STATED TASK: All of the entries must be reproduced exactly, with no images carried over.

----

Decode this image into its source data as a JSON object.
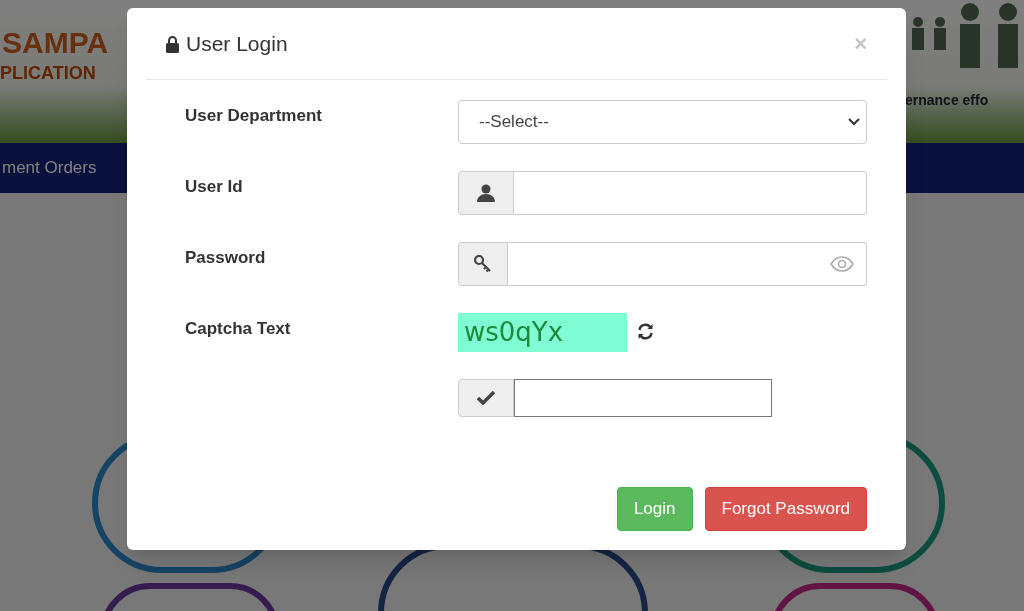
{
  "background": {
    "logo_text": "SAMPA",
    "logo_subtitle": "PLICATION",
    "tagline": "ernance effo",
    "nav_item": "ment Orders"
  },
  "modal": {
    "title": "User Login",
    "close": "×",
    "fields": [
      {
        "kind": "select",
        "label": "User Department",
        "value": "--Select--"
      },
      {
        "kind": "user",
        "label": "User Id"
      },
      {
        "kind": "password",
        "label": "Password"
      },
      {
        "kind": "captcha",
        "label": "Captcha Text",
        "captcha": "ws0qYx"
      },
      {
        "kind": "check"
      }
    ],
    "buttons": [
      {
        "kind": "success",
        "label": "Login"
      },
      {
        "kind": "danger",
        "label": "Forgot Password"
      }
    ]
  }
}
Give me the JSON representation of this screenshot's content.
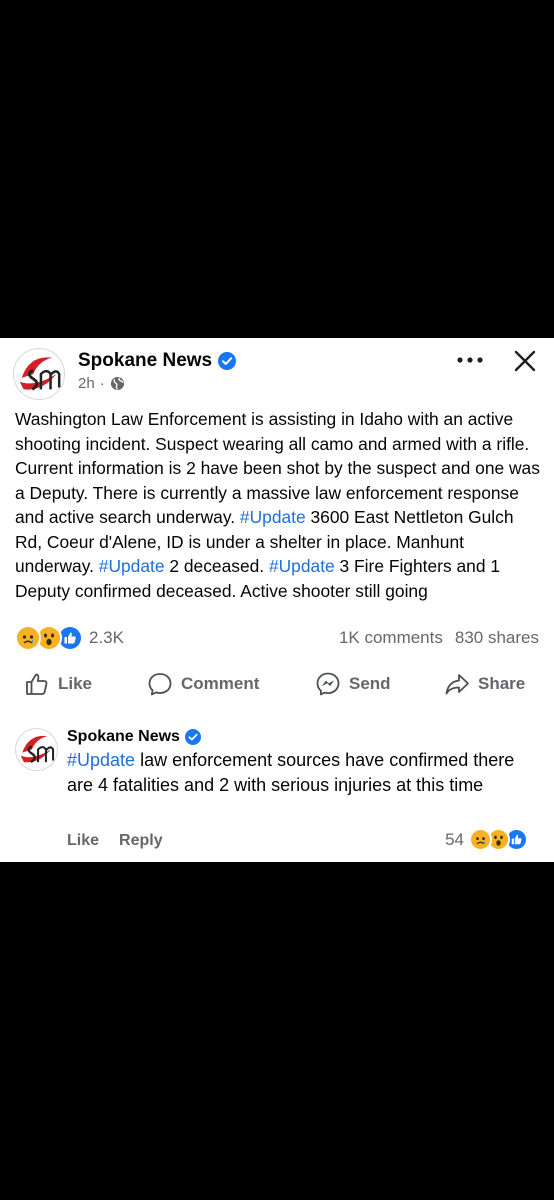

----

ANSWER:
Decode this image into its source data as a JSON object.
{
  "background": {
    "logo_text": "SAMPA",
    "logo_subtitle": "PLICATION",
    "tagline": "ernance effo",
    "nav_item": "ment Orders"
  },
  "modal": {
    "title": "User Login",
    "close": "×",
    "fields": [
      {
        "kind": "select",
        "label": "User Department",
        "value": "--Select--"
      },
      {
        "kind": "user",
        "label": "User Id"
      },
      {
        "kind": "password",
        "label": "Password"
      },
      {
        "kind": "captcha",
        "label": "Captcha Text",
        "captcha": "ws0qYx"
      },
      {
        "kind": "check"
      }
    ],
    "buttons": [
      {
        "kind": "success",
        "label": "Login"
      },
      {
        "kind": "danger",
        "label": "Forgot Password"
      }
    ]
  }
}
Give me the JSON representation of this screenshot's content.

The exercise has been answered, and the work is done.